§ **Structured figure records**:
-------

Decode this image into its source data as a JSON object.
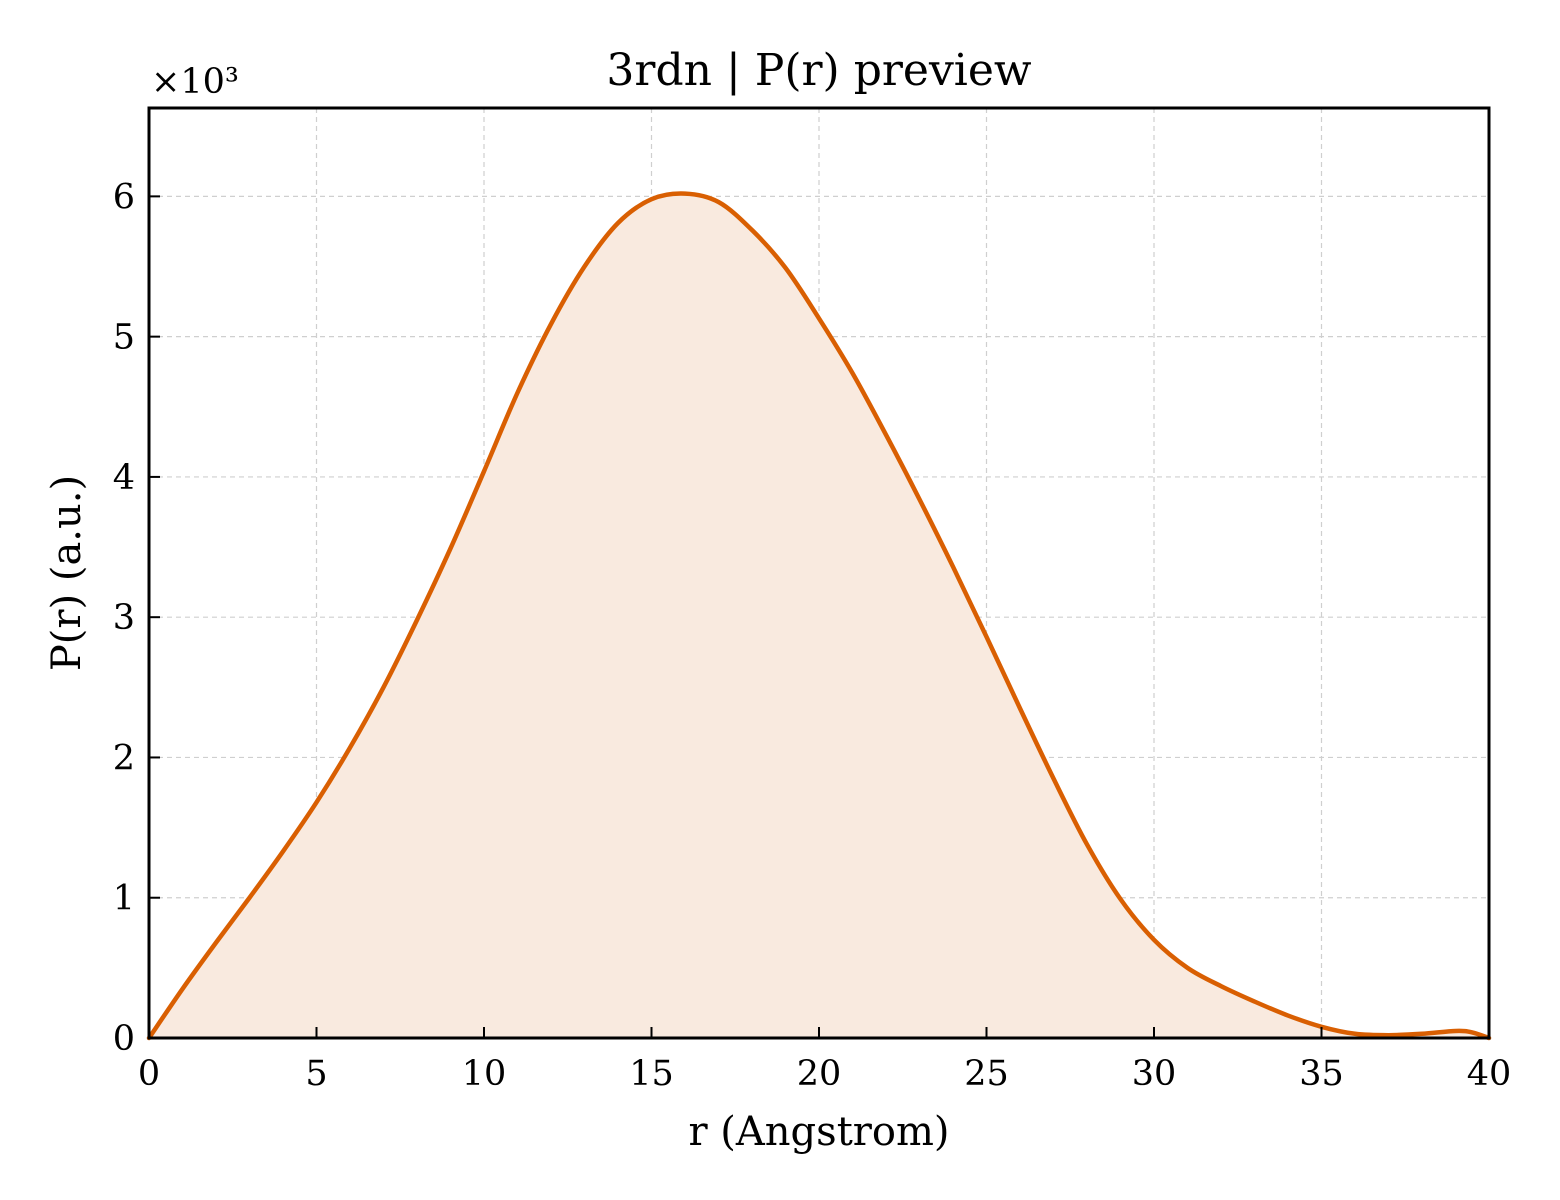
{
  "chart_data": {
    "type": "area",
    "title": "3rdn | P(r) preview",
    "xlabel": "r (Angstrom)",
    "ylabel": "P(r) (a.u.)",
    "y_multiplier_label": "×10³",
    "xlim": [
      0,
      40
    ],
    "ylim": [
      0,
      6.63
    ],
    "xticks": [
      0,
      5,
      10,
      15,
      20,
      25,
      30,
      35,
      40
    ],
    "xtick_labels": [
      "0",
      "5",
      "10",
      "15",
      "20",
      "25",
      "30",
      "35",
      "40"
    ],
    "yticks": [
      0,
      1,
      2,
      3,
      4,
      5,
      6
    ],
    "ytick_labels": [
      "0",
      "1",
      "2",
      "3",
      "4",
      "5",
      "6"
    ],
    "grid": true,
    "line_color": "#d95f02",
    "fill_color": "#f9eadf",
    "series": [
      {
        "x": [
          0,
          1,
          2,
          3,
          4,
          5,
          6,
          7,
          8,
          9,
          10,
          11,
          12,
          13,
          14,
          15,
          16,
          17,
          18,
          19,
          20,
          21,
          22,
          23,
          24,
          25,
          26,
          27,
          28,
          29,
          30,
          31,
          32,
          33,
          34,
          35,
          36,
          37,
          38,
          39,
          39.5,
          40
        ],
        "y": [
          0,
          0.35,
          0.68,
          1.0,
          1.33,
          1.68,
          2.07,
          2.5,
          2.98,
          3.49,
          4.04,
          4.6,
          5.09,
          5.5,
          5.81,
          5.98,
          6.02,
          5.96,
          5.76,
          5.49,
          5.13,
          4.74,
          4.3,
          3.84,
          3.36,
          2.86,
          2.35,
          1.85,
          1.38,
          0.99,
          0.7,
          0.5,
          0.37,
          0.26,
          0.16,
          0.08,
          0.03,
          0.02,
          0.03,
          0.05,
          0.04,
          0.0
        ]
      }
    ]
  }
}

-------

§ **Task objective**: Copy the listing word for word, excluding its pictures.

§ **Exercise output**:
Decode this image into its source data as a JSON object.
{
  "chart_data": {
    "type": "area",
    "title": "3rdn | P(r) preview",
    "xlabel": "r (Angstrom)",
    "ylabel": "P(r) (a.u.)",
    "y_multiplier_label": "×10³",
    "xlim": [
      0,
      40
    ],
    "ylim": [
      0,
      6.63
    ],
    "xticks": [
      0,
      5,
      10,
      15,
      20,
      25,
      30,
      35,
      40
    ],
    "xtick_labels": [
      "0",
      "5",
      "10",
      "15",
      "20",
      "25",
      "30",
      "35",
      "40"
    ],
    "yticks": [
      0,
      1,
      2,
      3,
      4,
      5,
      6
    ],
    "ytick_labels": [
      "0",
      "1",
      "2",
      "3",
      "4",
      "5",
      "6"
    ],
    "grid": true,
    "line_color": "#d95f02",
    "fill_color": "#f9eadf",
    "series": [
      {
        "x": [
          0,
          1,
          2,
          3,
          4,
          5,
          6,
          7,
          8,
          9,
          10,
          11,
          12,
          13,
          14,
          15,
          16,
          17,
          18,
          19,
          20,
          21,
          22,
          23,
          24,
          25,
          26,
          27,
          28,
          29,
          30,
          31,
          32,
          33,
          34,
          35,
          36,
          37,
          38,
          39,
          39.5,
          40
        ],
        "y": [
          0,
          0.35,
          0.68,
          1.0,
          1.33,
          1.68,
          2.07,
          2.5,
          2.98,
          3.49,
          4.04,
          4.6,
          5.09,
          5.5,
          5.81,
          5.98,
          6.02,
          5.96,
          5.76,
          5.49,
          5.13,
          4.74,
          4.3,
          3.84,
          3.36,
          2.86,
          2.35,
          1.85,
          1.38,
          0.99,
          0.7,
          0.5,
          0.37,
          0.26,
          0.16,
          0.08,
          0.03,
          0.02,
          0.03,
          0.05,
          0.04,
          0.0
        ]
      }
    ]
  }
}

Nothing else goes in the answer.